◆ Required tasks:
1) From the post about a Scientology marketing e-mail, copy everything from "For this post, I" down to "in its entirety.".
2) Answer these questions about the post on the Scientology marketing e-mail:
(a) What subject line did the e-mail carry?
(b) On what date was the e-mail sent?
(c) What level does the writer say the tipster has reached?
3) Carry the post about the Scientology marketing e-mail forward from its last sentence with the next part.

For this post, I wanted to try to figure out how much of the bozo quotient was a function of the individual writing it or how much it was a function of the current Church of Scientology corporate environment, versus how much of it came from Hubbard’s marketing ideas.

Here’s the original e-mail text, reproduced in its entirety.

From: "Tyler Beal" <tyler_beal@mailpac.net>
Date: Dec 3, 2013 4:47 PM
Subject: LRH data: The way to solve any problem
To:  <an alert reader>
Do you know what LRH says is the way you solve any problem?
If you'd like to find out, contact me and I'll give you the LRH data.
Tyler Beal

Things that make my teeth hurt

This is what Scientology marketeers think they're doing

This is what Scientology marketeers think they’re doing

First, my tipster is an upper level OT.  One would certainly hope that by that point in his time in the cult, he has a pretty good idea exactly what LRH said about the magic solution to any and all problems, given all the money he’s spent.  So you’d assume that the cult’s e-mail database reflects the level attained of each prospect, ensuring that they put the most relevant and appealing offer in front of each customer.

◆ Provided information:
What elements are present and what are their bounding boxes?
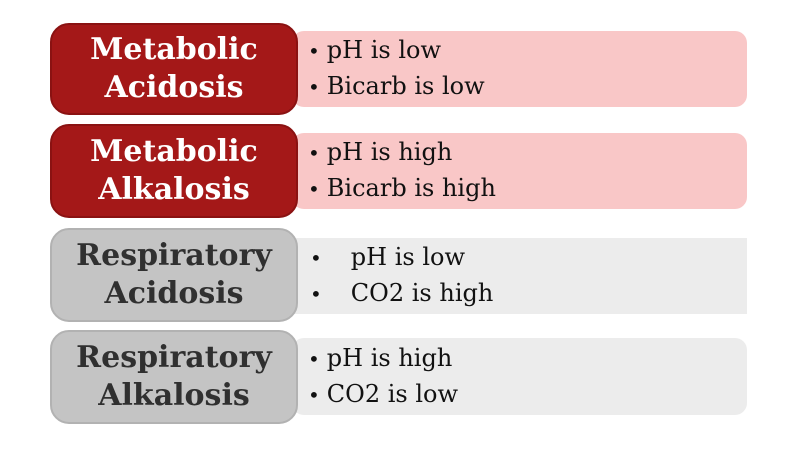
content-bar-respiratory-acidosis: • pH is low • CO2 is high [292, 238, 747, 314]
bullet-text: pH is high [326, 138, 453, 166]
bullet-text: CO2 is high [350, 279, 494, 307]
content-bar-respiratory-alkalosis: • pH is high • CO2 is low [292, 338, 747, 415]
title-line: Metabolic [90, 32, 258, 67]
title-line: Metabolic [90, 134, 258, 169]
title-line: Alkalosis [98, 172, 250, 207]
bullet-dot-icon: • [308, 75, 320, 99]
bullet-dot-icon: • [310, 282, 322, 306]
row-metabolic-alkalosis: • pH is high • Bicarb is high Metabolic … [0, 124, 800, 218]
title-box-respiratory-acidosis: Respiratory Acidosis [50, 228, 298, 322]
bullet-dot-icon: • [308, 141, 320, 165]
content-bar-metabolic-alkalosis: • pH is high • Bicarb is high [292, 133, 747, 209]
title-line: Acidosis [104, 276, 244, 311]
bullet-dot-icon: • [308, 346, 320, 371]
title-line: Respiratory [76, 238, 272, 273]
title-box-metabolic-alkalosis: Metabolic Alkalosis [50, 124, 298, 218]
bullet-line: • pH is high [308, 341, 747, 377]
bullet-text: CO2 is low [326, 379, 459, 408]
title-box-metabolic-acidosis: Metabolic Acidosis [50, 23, 298, 115]
bullet-line: • Bicarb is high [308, 171, 747, 207]
bullet-text: pH is high [326, 343, 453, 372]
content-bar-metabolic-acidosis: • pH is low • Bicarb is low [292, 31, 747, 107]
bullet-dot-icon: • [308, 39, 320, 63]
title-line: Respiratory [76, 340, 272, 375]
bullet-line: • pH is low [308, 240, 747, 276]
bullet-dot-icon: • [308, 177, 320, 201]
bullet-dot-icon: • [310, 246, 322, 270]
title-box-respiratory-alkalosis: Respiratory Alkalosis [50, 330, 298, 424]
row-respiratory-acidosis: • pH is low • CO2 is high Respiratory Ac… [0, 228, 800, 322]
row-metabolic-acidosis: • pH is low • Bicarb is low Metabolic Ac… [0, 23, 800, 115]
bullet-text: pH is low [350, 243, 466, 271]
bullet-line: • CO2 is high [308, 276, 747, 312]
title-line: Acidosis [104, 70, 244, 105]
bullet-line: • CO2 is low [308, 377, 747, 413]
bullet-text: Bicarb is low [326, 72, 485, 100]
title-line: Alkalosis [98, 378, 250, 413]
bullet-dot-icon: • [308, 382, 320, 407]
bullet-line: • Bicarb is low [308, 69, 747, 105]
bullet-line: • pH is low [308, 33, 747, 69]
bullet-text: pH is low [326, 36, 442, 64]
bullet-line: • pH is high [308, 135, 747, 171]
row-respiratory-alkalosis: • pH is high • CO2 is low Respiratory Al… [0, 330, 800, 424]
bullet-text: Bicarb is high [326, 174, 496, 202]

◆ Replies:
1)
For this post, I wanted to try to figure out how much of the bozo quotient was a function of the individual writing it or how much it was a function of the current Church of Scientology corporate environment, versus how much of it came from Hubbard’s marketing ideas.

Here’s the original e-mail text, reproduced in its entirety.

2)
(a) "LRH data: The way to solve any problem"
(b) Dec 3, 2013
(c) An upper level OT

3)
But nooooooo!  This e-mail assumes that the reader is a rookie with no clue that there is any received wisdom from “Mankind’s greatest friend(tm)” beyond that found in some of the low-level courses like the incredibly effective “confront and shatter suppression” course.  This is a “spray and pray” approach to market segmentation, rather than any kind of insightfully dividing the customer base into different types, each with different needs and with different buying motivations.

Second, of course, is the one that gets my blood boiling: calling random stuff Hubbard said as “data.” It recently occurred to me that this is one of the biggest mind control gimmicks in the cult.  Data is supposed to be neutral and verifiable.  It doesn’t represent an opinion.  Data is something like “the water temperature measured 10 feet below the surface at this location at this time is X.”  What Hubbard calls “data” are what real scientists would call conclusions.  And a key part of science is making sure that the available data leads to the stated conclusion.

But if Scientology can get you to think of what Hubbard said as “data” instead of “conclusions,” meaning that it doesn’t have to be proven, then they’ve knocked down your defenses and can storm the ramparts of your mind, and basically they will own you after that point.

What Scientology marketeers are actually doing: yelling randomly at customers who can't hear through the noise.

What Scientology marketeers are actually doing: yelling randomly at customers who can’t hear through the noise.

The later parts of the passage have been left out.